**WRITTEN TASK:** Find the string "degrees" and gather every line that holds it.

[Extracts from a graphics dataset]
......

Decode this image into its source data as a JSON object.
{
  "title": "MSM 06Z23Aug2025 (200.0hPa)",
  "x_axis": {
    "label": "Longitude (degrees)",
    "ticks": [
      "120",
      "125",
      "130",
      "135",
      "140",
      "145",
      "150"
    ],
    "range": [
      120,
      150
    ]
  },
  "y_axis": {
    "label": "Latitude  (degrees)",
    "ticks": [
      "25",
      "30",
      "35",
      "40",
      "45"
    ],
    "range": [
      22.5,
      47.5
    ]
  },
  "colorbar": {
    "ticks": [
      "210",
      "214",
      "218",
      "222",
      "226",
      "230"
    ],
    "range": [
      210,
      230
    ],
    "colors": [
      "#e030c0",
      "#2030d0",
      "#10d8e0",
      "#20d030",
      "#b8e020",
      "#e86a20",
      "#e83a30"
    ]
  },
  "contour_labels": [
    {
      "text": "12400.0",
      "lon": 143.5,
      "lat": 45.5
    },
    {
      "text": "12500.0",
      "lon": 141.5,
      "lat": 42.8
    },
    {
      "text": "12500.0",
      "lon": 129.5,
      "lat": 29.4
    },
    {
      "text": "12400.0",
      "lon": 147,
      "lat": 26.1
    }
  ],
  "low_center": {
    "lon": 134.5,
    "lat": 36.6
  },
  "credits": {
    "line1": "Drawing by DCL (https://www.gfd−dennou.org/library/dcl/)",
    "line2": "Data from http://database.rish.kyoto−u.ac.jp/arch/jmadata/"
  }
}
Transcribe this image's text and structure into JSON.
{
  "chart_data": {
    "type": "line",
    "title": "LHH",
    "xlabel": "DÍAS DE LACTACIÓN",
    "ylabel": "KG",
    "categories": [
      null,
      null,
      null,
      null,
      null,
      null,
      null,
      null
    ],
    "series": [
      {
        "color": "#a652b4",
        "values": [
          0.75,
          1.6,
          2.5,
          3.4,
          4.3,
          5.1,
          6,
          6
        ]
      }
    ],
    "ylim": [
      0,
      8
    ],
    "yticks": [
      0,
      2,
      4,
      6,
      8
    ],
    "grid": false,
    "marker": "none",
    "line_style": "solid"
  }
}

......

**ANSWER FOR THE TASK:**
    "label": "Longitude (degrees)",
    "label": "Latitude  (degrees)",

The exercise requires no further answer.